[Dataset items]
::::::

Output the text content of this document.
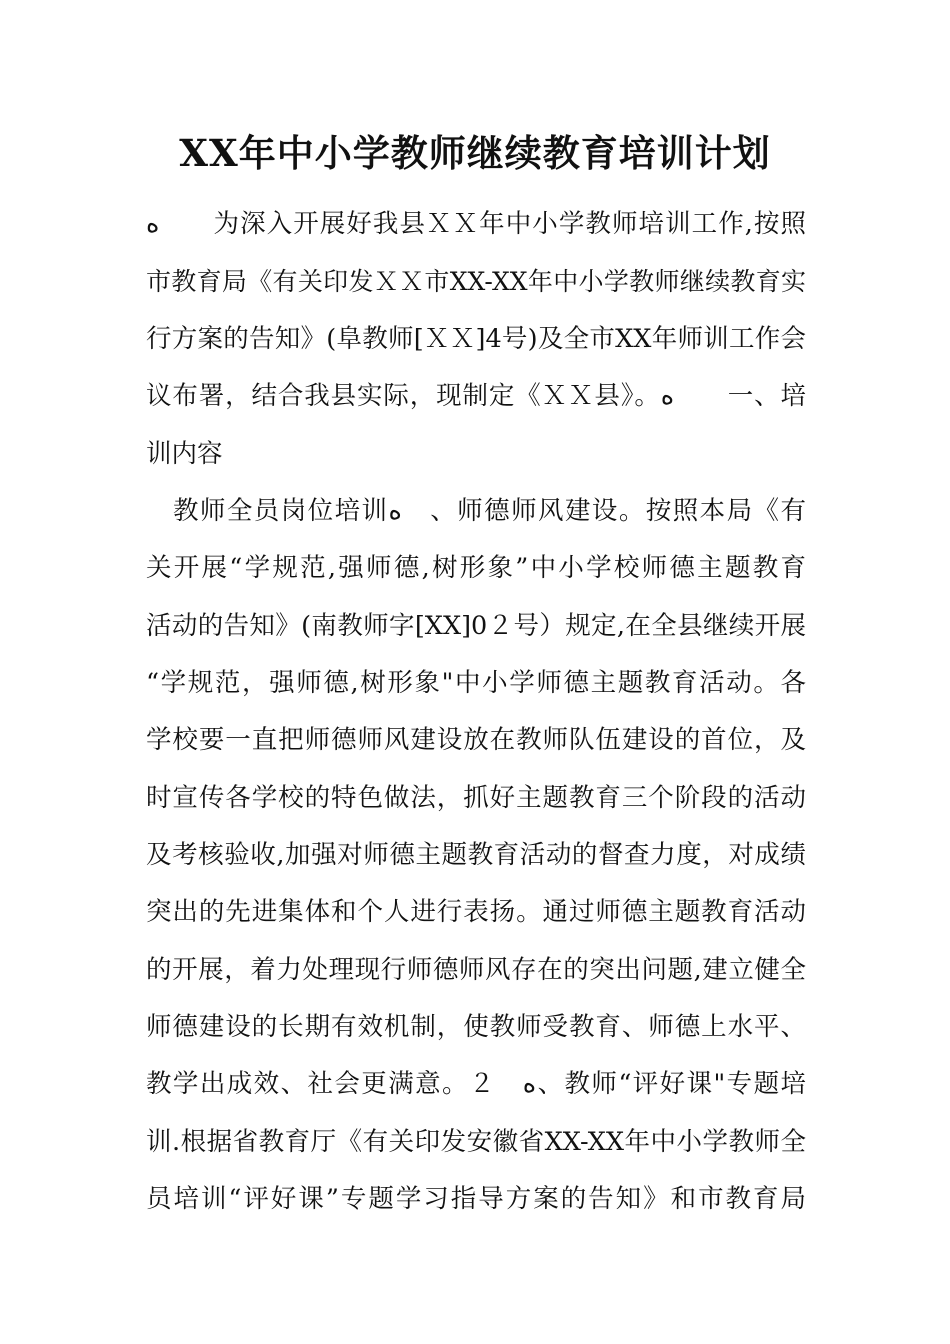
XX年中小学教师继续教育培训计划
ﻩ　　为深入开展好我县ＸＸ年中小学教师培训工作,按照
市教育局《有关印发ＸＸ市XX-XX年中小学教师继续教育实
行方案的告知》(阜教师[ＸＸ]4号)及全市XX年师训工作会
议布署，结合我县实际，现制定《ＸＸ县》。ﻩ　　一、培
训内容
　教师全员岗位培训ﻩ　、师德师风建设。按照本局《有
关开展“学规范,强师德,树形象”中小学校师德主题教育
活动的告知》(南教师字[XX]0２号）规定,在全县继续开展
“学规范，强师德,树形象"中小学师德主题教育活动。各
学校要一直把师德师风建设放在教师队伍建设的首位，及
时宣传各学校的特色做法，抓好主题教育三个阶段的活动
及考核验收,加强对师德主题教育活动的督查力度，对成绩
突出的先进集体和个人进行表扬。通过师德主题教育活动
的开展，着力处理现行师德师风存在的突出问题,建立健全
师德建设的长期有效机制，使教师受教育、师德上水平、
教学出成效、社会更满意。２　ﻩ、教师“评好课"专题培
训.根据省教育厅《有关印发安徽省XX-XX年中小学教师全
员培训“评好课”专题学习指导方案的告知》和市教育局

::::::

• AIM
Please write out all of the material above without changing a word, and omit any pictures.

• THE SOLUTION
Output the text content of this document.
XX年中小学教师继续教育培训计划
ﻩ　　为深入开展好我县ＸＸ年中小学教师培训工作,按照
市教育局《有关印发ＸＸ市XX-XX年中小学教师继续教育实
行方案的告知》(阜教师[ＸＸ]4号)及全市XX年师训工作会
议布署，结合我县实际，现制定《ＸＸ县》。ﻩ　　一、培
训内容
　教师全员岗位培训ﻩ　、师德师风建设。按照本局《有
关开展“学规范,强师德,树形象”中小学校师德主题教育
活动的告知》(南教师字[XX]0２号）规定,在全县继续开展
“学规范，强师德,树形象"中小学师德主题教育活动。各
学校要一直把师德师风建设放在教师队伍建设的首位，及
时宣传各学校的特色做法，抓好主题教育三个阶段的活动
及考核验收,加强对师德主题教育活动的督查力度，对成绩
突出的先进集体和个人进行表扬。通过师德主题教育活动
的开展，着力处理现行师德师风存在的突出问题,建立健全
师德建设的长期有效机制，使教师受教育、师德上水平、
教学出成效、社会更满意。２　ﻩ、教师“评好课"专题培
训.根据省教育厅《有关印发安徽省XX-XX年中小学教师全
员培训“评好课”专题学习指导方案的告知》和市教育局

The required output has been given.